### УСЛОВИЕ ЗАДАНИЯ
Перепишите без изменений строки перечня начиная со строки, содержащей «y-tick-label: 2 bbox=[31, 643, 39, 656]», и заканчивая строкой, содержащей «source-note: Fonte: NBS», включая обе эти строки.

### ИСХОДНЫЕ ДАННЫЕ
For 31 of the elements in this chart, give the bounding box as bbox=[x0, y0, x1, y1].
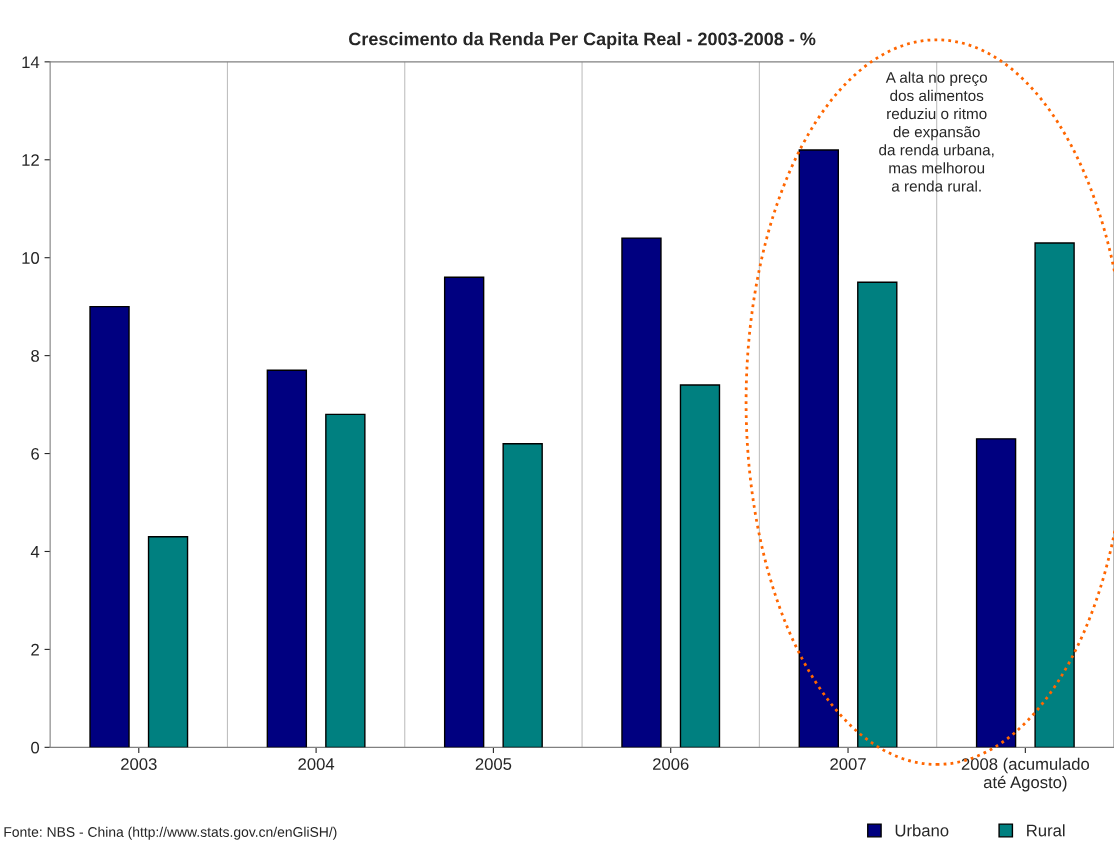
y-tick-label: 2 bbox=[31, 643, 39, 656]
x-tick-label: 2008 (acumulado até Agosto) bbox=[961, 757, 1090, 792]
bar bbox=[147, 536, 189, 748]
bar bbox=[975, 438, 1017, 748]
x-tick-label: 2005 bbox=[475, 758, 512, 770]
bar bbox=[443, 276, 485, 748]
y-tick-label: 0 bbox=[31, 741, 40, 754]
bar bbox=[679, 384, 721, 748]
bar bbox=[857, 281, 898, 748]
legend-label: Urbano bbox=[895, 824, 949, 837]
y-tick-label: 6 bbox=[31, 447, 39, 460]
x-tick-label: 2003 bbox=[121, 758, 157, 770]
bar bbox=[325, 413, 366, 748]
bar bbox=[89, 305, 130, 748]
y-tick-label: 10 bbox=[22, 252, 40, 264]
y-tick-label: 4 bbox=[30, 546, 40, 558]
bar bbox=[502, 443, 543, 748]
y-tick-label: 12 bbox=[22, 154, 39, 166]
y-tick-label: 14 bbox=[22, 56, 40, 68]
x-tick-label: 2007 bbox=[830, 758, 866, 770]
bar bbox=[621, 237, 662, 748]
bar bbox=[1034, 242, 1075, 748]
x-tick-label: 2004 bbox=[298, 758, 335, 770]
annotation: A alta no preço dos alimentos reduziu o ritmo de expansão da renda urbana, mas melhorou a renda rural. bbox=[879, 71, 994, 192]
bar bbox=[266, 369, 308, 748]
legend-label: Rural bbox=[1027, 824, 1065, 837]
bar bbox=[798, 149, 839, 748]
source-note: Fonte: NBS - China (http://www.stats.gov.cn/enGliSH/) bbox=[4, 826, 337, 840]
chart-title: Crescimento da Renda Per Capita Real - 2003-2008 - % bbox=[349, 32, 816, 49]
x-tick-label: 2006 bbox=[653, 758, 689, 770]
y-tick-label: 8 bbox=[31, 350, 39, 362]
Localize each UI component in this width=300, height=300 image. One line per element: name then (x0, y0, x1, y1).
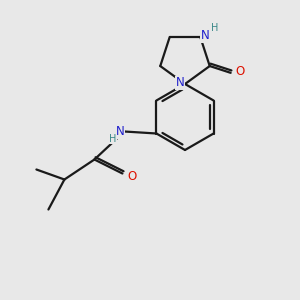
Text: N: N (201, 29, 210, 43)
Text: N: N (176, 76, 184, 89)
Text: H: H (109, 134, 116, 143)
Text: N: N (116, 125, 125, 138)
Text: O: O (128, 170, 137, 183)
Text: O: O (235, 65, 244, 78)
Text: H: H (211, 23, 218, 33)
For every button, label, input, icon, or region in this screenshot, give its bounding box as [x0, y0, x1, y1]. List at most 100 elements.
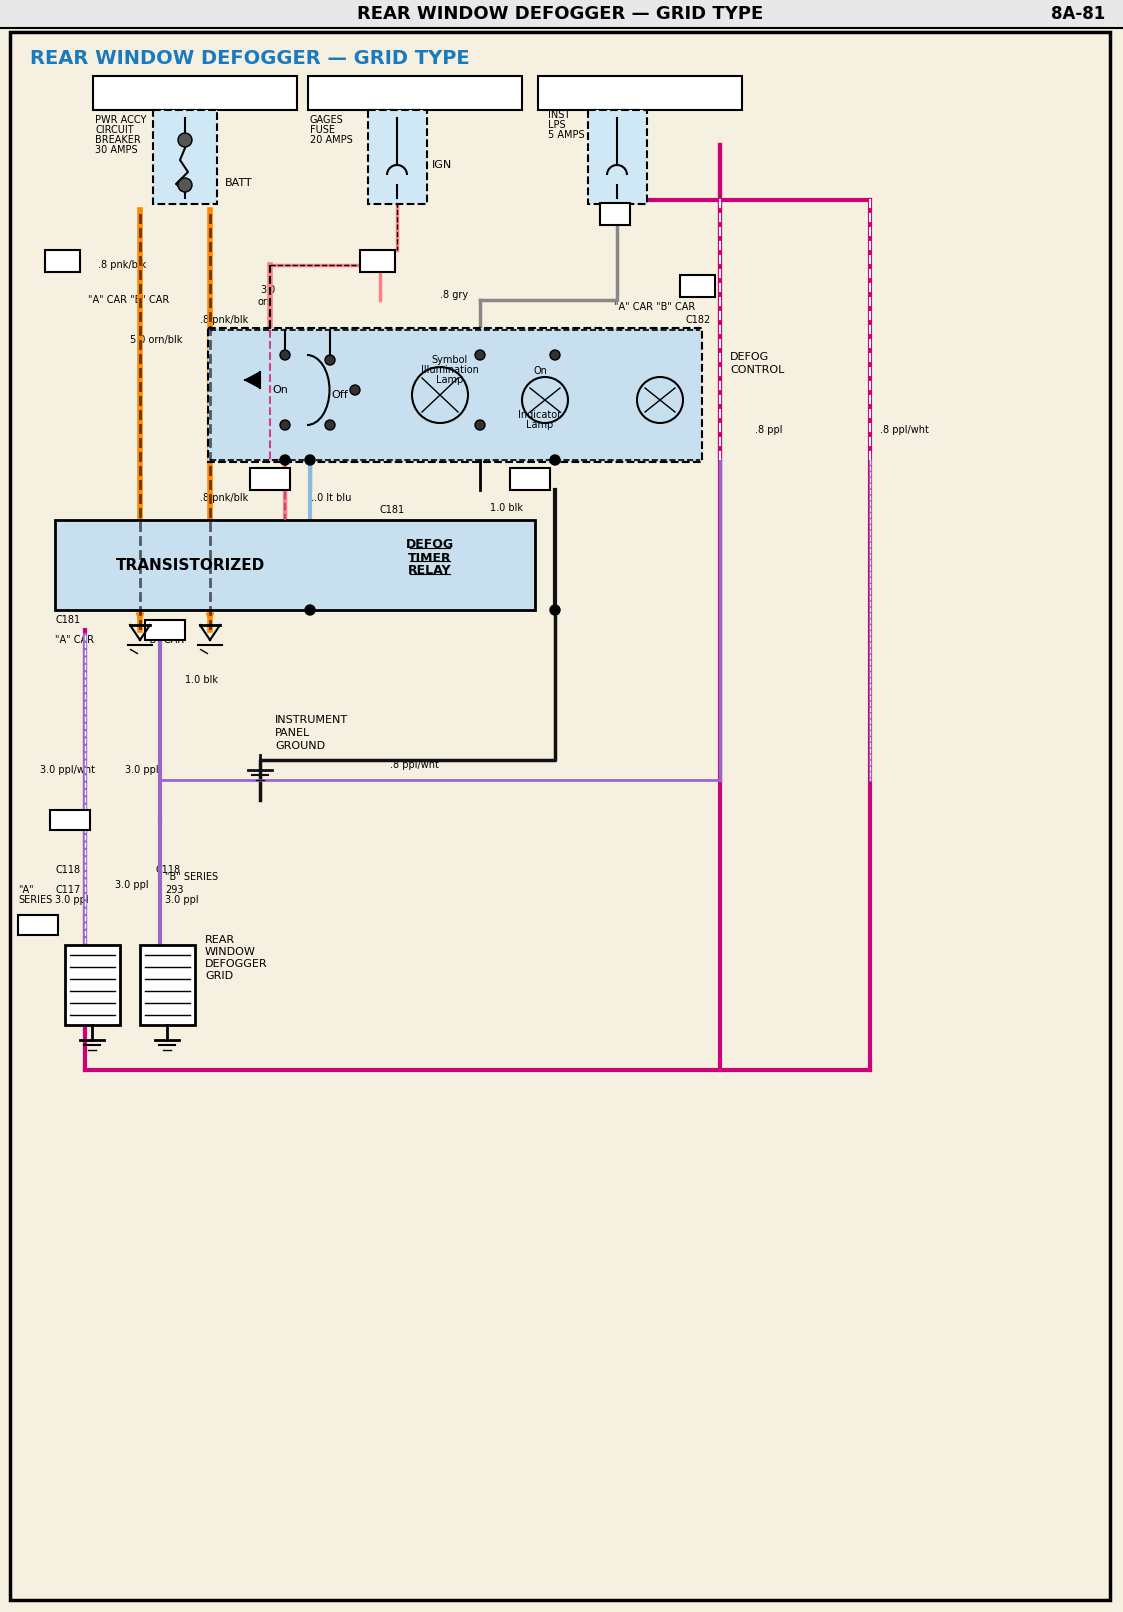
Text: 8A-81: 8A-81 [1051, 5, 1105, 23]
Text: GRID: GRID [206, 970, 234, 982]
Bar [145, 621, 185, 640]
Text: TRANSISTORIZED: TRANSISTORIZED [116, 558, 265, 572]
Circle shape [475, 350, 485, 359]
Text: .8 pnk/blk: .8 pnk/blk [200, 493, 248, 503]
Text: 293: 293 [154, 625, 176, 635]
Text: "A": "A" [18, 885, 34, 895]
Text: 192: 192 [27, 920, 48, 930]
Bar [360, 250, 395, 272]
FancyBboxPatch shape [93, 76, 296, 110]
FancyBboxPatch shape [308, 76, 522, 110]
Text: Lamp: Lamp [527, 421, 554, 430]
Text: "B" CAR: "B" CAR [145, 635, 184, 645]
Text: 3.0 ppl: 3.0 ppl [125, 766, 158, 775]
Text: GAGES: GAGES [310, 114, 344, 126]
FancyBboxPatch shape [538, 76, 742, 110]
Text: LPS: LPS [548, 119, 566, 131]
Text: HOT AT ALL TIMES: HOT AT ALL TIMES [586, 89, 694, 98]
Text: DEFOG: DEFOG [730, 351, 769, 363]
Text: PANEL: PANEL [275, 729, 310, 738]
Text: 293: 293 [165, 885, 183, 895]
Circle shape [179, 177, 192, 192]
Text: SERIES: SERIES [18, 895, 53, 904]
Circle shape [280, 455, 290, 464]
Text: PWR ACCY: PWR ACCY [95, 114, 146, 126]
Text: 1.0 blk: 1.0 blk [185, 675, 218, 685]
Text: INST: INST [548, 110, 570, 119]
Text: Indicator: Indicator [519, 409, 562, 421]
Text: 30 AMPS: 30 AMPS [95, 145, 138, 155]
Text: C181: C181 [380, 505, 405, 514]
Text: Symbol: Symbol [432, 355, 468, 364]
Text: FUSE: FUSE [310, 126, 335, 135]
Bar [600, 203, 630, 226]
Text: .8 pnk/blk: .8 pnk/blk [200, 314, 248, 326]
Text: BREAKER: BREAKER [95, 135, 140, 145]
Text: On: On [272, 385, 287, 395]
Circle shape [305, 604, 314, 616]
Text: .8 ppl/wht: .8 ppl/wht [880, 426, 929, 435]
Text: C117: C117 [55, 885, 80, 895]
Bar [55, 521, 535, 609]
Circle shape [350, 385, 360, 395]
Bar [45, 250, 80, 272]
Text: IGN: IGN [432, 160, 453, 169]
Text: REAR: REAR [206, 935, 235, 945]
Bar [65, 945, 120, 1025]
Text: 3.0: 3.0 [261, 285, 275, 295]
Circle shape [280, 421, 290, 430]
Text: 3.0 ppl/wht: 3.0 ppl/wht [40, 766, 95, 775]
Text: 5 AMPS: 5 AMPS [548, 131, 585, 140]
Circle shape [550, 455, 560, 464]
Text: 3.0 ppl: 3.0 ppl [115, 880, 148, 890]
Circle shape [550, 350, 560, 359]
Text: 1.0 lt blu: 1.0 lt blu [308, 493, 351, 503]
Text: 1.0 blk: 1.0 blk [490, 503, 523, 513]
Text: C118: C118 [55, 866, 80, 875]
Text: DEFOGGER: DEFOGGER [206, 959, 267, 969]
Circle shape [550, 604, 560, 616]
Text: 3.0 ppl: 3.0 ppl [165, 895, 199, 904]
Text: .8 ppl: .8 ppl [755, 426, 783, 435]
Text: 150: 150 [519, 474, 541, 484]
Text: On: On [533, 366, 547, 376]
Text: "B" SERIES: "B" SERIES [165, 872, 218, 882]
Text: WINDOW: WINDOW [206, 946, 256, 958]
Text: 3.0 ppl: 3.0 ppl [55, 895, 89, 904]
Circle shape [280, 350, 290, 359]
Text: 60: 60 [54, 256, 70, 266]
Bar [250, 467, 290, 490]
Text: orn: orn [257, 297, 273, 306]
Text: CONTROL: CONTROL [730, 364, 784, 376]
Text: Illumination: Illumination [421, 364, 478, 376]
Text: REAR WINDOW DEFOGGER — GRID TYPE: REAR WINDOW DEFOGGER — GRID TYPE [30, 48, 469, 68]
Circle shape [325, 355, 335, 364]
Polygon shape [245, 372, 261, 388]
FancyBboxPatch shape [208, 327, 702, 463]
Bar [18, 916, 58, 935]
FancyBboxPatch shape [368, 110, 427, 205]
Text: 293: 293 [60, 816, 81, 825]
Text: 5.0 orn/blk: 5.0 orn/blk [130, 335, 182, 345]
Text: REAR WINDOW DEFOGGER — GRID TYPE: REAR WINDOW DEFOGGER — GRID TYPE [357, 5, 764, 23]
Text: RELAY: RELAY [409, 564, 451, 577]
Text: INSTRUMENT: INSTRUMENT [275, 716, 348, 725]
Circle shape [305, 455, 314, 464]
Bar [140, 945, 195, 1025]
Text: .8 ppl/wht: .8 ppl/wht [390, 759, 439, 771]
FancyBboxPatch shape [588, 110, 647, 205]
Text: 39: 39 [369, 256, 385, 266]
Text: DEFOG: DEFOG [405, 538, 454, 551]
Text: 292: 292 [258, 474, 282, 484]
Text: BATT: BATT [225, 177, 253, 189]
Text: "A" CAR "B" CAR: "A" CAR "B" CAR [614, 301, 695, 313]
Text: TIMER: TIMER [408, 551, 451, 564]
Text: 20 AMPS: 20 AMPS [310, 135, 353, 145]
Text: C182: C182 [685, 314, 710, 326]
Text: "A" CAR "B" CAR: "A" CAR "B" CAR [88, 295, 170, 305]
Text: 8: 8 [611, 208, 619, 221]
Text: "A" CAR: "A" CAR [55, 635, 94, 645]
Circle shape [325, 421, 335, 430]
Bar [681, 276, 715, 297]
Text: GROUND: GROUND [275, 742, 326, 751]
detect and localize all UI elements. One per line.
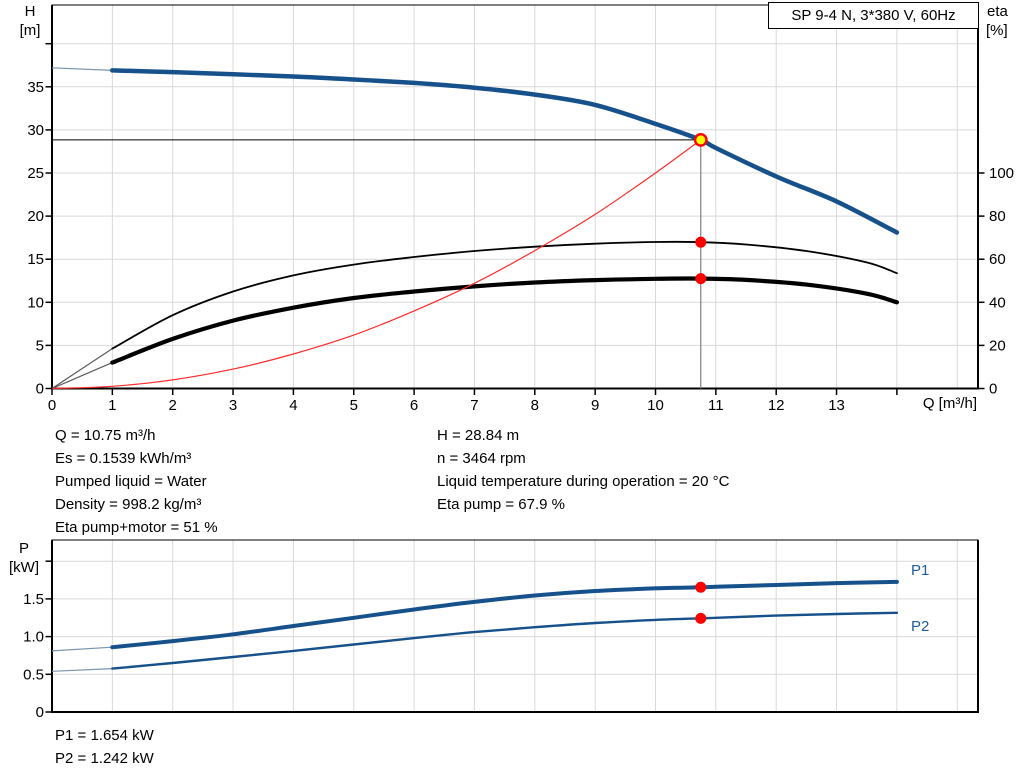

### ОТВЕТ К ЗАДАНИЮ
y-tick-label: 2 bbox=[31, 643, 39, 656]
x-tick-label: 2008 (acumulado até Agosto) bbox=[961, 757, 1090, 792]
bar bbox=[147, 536, 189, 748]
bar bbox=[975, 438, 1017, 748]
x-tick-label: 2005 bbox=[475, 758, 512, 770]
bar bbox=[443, 276, 485, 748]
y-tick-label: 0 bbox=[31, 741, 40, 754]
bar bbox=[679, 384, 721, 748]
bar bbox=[857, 281, 898, 748]
legend-label: Urbano bbox=[895, 824, 949, 837]
y-tick-label: 6 bbox=[31, 447, 39, 460]
x-tick-label: 2003 bbox=[121, 758, 157, 770]
bar bbox=[325, 413, 366, 748]
bar bbox=[89, 305, 130, 748]
y-tick-label: 10 bbox=[22, 252, 40, 264]
y-tick-label: 4 bbox=[30, 546, 40, 558]
bar bbox=[502, 443, 543, 748]
y-tick-label: 12 bbox=[22, 154, 39, 166]
y-tick-label: 14 bbox=[22, 56, 40, 68]
x-tick-label: 2007 bbox=[830, 758, 866, 770]
bar bbox=[621, 237, 662, 748]
bar bbox=[1034, 242, 1075, 748]
x-tick-label: 2004 bbox=[298, 758, 335, 770]
annotation: A alta no preço dos alimentos reduziu o ritmo de expansão da renda urbana, mas melhorou a renda rural. bbox=[879, 71, 994, 192]
bar bbox=[266, 369, 308, 748]
legend-label: Rural bbox=[1027, 824, 1065, 837]
bar bbox=[798, 149, 839, 748]
source-note: Fonte: NBS - China (http://www.stats.gov.cn/enGliSH/) bbox=[4, 826, 337, 840]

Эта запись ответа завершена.